## WHAT THE TASK REQUIRES
Locate "What's the underlying" in the listing below, then output the line holding it and every line after it, exactly and with nothing else.

## DATA EXTRACT
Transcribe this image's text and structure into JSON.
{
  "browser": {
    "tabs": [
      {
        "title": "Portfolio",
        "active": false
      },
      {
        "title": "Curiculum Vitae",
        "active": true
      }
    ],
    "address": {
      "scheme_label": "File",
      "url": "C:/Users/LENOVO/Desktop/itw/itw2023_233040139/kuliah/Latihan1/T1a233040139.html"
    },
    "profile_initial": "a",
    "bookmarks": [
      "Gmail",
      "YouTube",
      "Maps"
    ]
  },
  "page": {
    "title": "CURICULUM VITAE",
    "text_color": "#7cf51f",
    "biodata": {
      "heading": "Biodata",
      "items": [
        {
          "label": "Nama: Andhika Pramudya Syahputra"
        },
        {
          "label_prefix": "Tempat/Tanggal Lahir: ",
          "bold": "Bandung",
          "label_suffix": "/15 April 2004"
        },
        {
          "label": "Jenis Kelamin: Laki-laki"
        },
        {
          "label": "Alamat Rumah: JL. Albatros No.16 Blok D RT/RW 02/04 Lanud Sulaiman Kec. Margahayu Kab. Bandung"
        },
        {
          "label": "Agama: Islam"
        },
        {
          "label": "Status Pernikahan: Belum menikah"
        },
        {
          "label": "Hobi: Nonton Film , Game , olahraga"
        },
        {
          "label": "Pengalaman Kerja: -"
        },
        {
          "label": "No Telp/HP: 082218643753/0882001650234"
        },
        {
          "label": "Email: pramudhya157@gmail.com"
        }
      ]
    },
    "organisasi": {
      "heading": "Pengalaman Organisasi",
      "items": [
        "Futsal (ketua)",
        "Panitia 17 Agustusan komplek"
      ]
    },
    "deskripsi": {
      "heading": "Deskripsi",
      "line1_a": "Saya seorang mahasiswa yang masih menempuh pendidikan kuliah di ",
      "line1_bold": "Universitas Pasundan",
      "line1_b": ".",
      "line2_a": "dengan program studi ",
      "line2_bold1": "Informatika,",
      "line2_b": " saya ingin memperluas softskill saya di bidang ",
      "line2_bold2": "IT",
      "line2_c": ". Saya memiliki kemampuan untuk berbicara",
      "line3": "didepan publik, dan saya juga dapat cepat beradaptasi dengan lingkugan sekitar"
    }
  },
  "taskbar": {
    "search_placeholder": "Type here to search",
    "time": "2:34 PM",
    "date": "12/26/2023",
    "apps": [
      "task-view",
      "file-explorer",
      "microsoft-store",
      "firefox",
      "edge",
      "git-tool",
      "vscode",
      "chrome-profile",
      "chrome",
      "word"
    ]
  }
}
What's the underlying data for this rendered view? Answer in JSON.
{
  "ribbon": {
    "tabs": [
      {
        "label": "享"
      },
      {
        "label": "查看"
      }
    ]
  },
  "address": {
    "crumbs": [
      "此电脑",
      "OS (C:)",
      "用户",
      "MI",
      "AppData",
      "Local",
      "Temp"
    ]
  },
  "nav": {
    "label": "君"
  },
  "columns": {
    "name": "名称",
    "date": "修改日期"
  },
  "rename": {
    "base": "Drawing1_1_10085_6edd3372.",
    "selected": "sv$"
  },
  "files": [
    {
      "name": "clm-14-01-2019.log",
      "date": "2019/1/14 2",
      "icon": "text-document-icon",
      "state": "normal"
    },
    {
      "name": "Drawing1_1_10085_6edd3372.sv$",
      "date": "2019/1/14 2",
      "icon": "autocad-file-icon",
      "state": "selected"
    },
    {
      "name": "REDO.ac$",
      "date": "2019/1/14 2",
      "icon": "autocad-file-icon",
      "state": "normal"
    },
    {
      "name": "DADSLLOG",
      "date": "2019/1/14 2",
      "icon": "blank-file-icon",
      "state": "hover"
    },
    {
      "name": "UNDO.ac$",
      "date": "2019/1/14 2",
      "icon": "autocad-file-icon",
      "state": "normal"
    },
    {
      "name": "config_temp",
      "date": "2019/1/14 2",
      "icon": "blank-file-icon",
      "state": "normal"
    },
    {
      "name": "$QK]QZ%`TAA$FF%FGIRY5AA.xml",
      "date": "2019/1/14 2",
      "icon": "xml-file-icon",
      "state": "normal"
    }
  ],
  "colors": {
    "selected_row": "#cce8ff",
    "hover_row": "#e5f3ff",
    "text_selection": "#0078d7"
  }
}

## TASK RESPONSE
What's the underlying data for this rendered view? Answer in JSON.
{
  "ribbon": {
    "tabs": [
      {
        "label": "享"
      },
      {
        "label": "查看"
      }
    ]
  },
  "address": {
    "crumbs": [
      "此电脑",
      "OS (C:)",
      "用户",
      "MI",
      "AppData",
      "Local",
      "Temp"
    ]
  },
  "nav": {
    "label": "君"
  },
  "columns": {
    "name": "名称",
    "date": "修改日期"
  },
  "rename": {
    "base": "Drawing1_1_10085_6edd3372.",
    "selected": "sv$"
  },
  "files": [
    {
      "name": "clm-14-01-2019.log",
      "date": "2019/1/14 2",
      "icon": "text-document-icon",
      "state": "normal"
    },
    {
      "name": "Drawing1_1_10085_6edd3372.sv$",
      "date": "2019/1/14 2",
      "icon": "autocad-file-icon",
      "state": "selected"
    },
    {
      "name": "REDO.ac$",
      "date": "2019/1/14 2",
      "icon": "autocad-file-icon",
      "state": "normal"
    },
    {
      "name": "DADSLLOG",
      "date": "2019/1/14 2",
      "icon": "blank-file-icon",
      "state": "hover"
    },
    {
      "name": "UNDO.ac$",
      "date": "2019/1/14 2",
      "icon": "autocad-file-icon",
      "state": "normal"
    },
    {
      "name": "config_temp",
      "date": "2019/1/14 2",
      "icon": "blank-file-icon",
      "state": "normal"
    },
    {
      "name": "$QK]QZ%`TAA$FF%FGIRY5AA.xml",
      "date": "2019/1/14 2",
      "icon": "xml-file-icon",
      "state": "normal"
    }
  ],
  "colors": {
    "selected_row": "#cce8ff",
    "hover_row": "#e5f3ff",
    "text_selection": "#0078d7"
  }
}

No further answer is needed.